*Problem requirements*
Your task is to extract the lines from the one holding "What text is on this page?" through the end of the material. Set them down exactly and add nothing.

*Records to process*
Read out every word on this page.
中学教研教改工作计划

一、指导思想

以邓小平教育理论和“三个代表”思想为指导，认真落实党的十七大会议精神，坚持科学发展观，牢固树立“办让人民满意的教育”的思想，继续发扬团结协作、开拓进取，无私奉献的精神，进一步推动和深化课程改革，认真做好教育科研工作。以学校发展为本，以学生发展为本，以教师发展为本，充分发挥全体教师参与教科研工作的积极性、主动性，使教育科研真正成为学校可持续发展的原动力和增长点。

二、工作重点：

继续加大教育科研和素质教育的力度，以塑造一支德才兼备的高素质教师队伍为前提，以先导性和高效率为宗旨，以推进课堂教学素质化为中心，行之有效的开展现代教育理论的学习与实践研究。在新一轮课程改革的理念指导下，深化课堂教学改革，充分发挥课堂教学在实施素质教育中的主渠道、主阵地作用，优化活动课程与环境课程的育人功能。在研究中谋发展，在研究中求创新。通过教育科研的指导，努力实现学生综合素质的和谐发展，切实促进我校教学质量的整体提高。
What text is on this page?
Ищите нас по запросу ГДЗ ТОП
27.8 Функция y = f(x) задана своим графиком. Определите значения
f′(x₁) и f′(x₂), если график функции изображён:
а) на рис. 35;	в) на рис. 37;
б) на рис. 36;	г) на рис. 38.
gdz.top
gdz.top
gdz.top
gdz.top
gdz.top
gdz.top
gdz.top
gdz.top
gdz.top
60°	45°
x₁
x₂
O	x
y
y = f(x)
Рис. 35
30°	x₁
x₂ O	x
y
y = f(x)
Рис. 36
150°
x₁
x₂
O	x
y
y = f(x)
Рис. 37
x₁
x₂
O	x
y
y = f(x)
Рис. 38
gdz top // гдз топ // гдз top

*Reply to the exercise*
What text is on this page?
Ищите нас по запросу ГДЗ ТОП
27.8 Функция y = f(x) задана своим графиком. Определите значения
f′(x₁) и f′(x₂), если график функции изображён:
а) на рис. 35;	в) на рис. 37;
б) на рис. 36;	г) на рис. 38.
gdz.top
gdz.top
gdz.top
gdz.top
gdz.top
gdz.top
gdz.top
gdz.top
gdz.top
60°	45°
x₁
x₂
O	x
y
y = f(x)
Рис. 35
30°	x₁
x₂ O	x
y
y = f(x)
Рис. 36
150°
x₁
x₂
O	x
y
y = f(x)
Рис. 37
x₁
x₂
O	x
y
y = f(x)
Рис. 38
gdz top // гдз топ // гдз top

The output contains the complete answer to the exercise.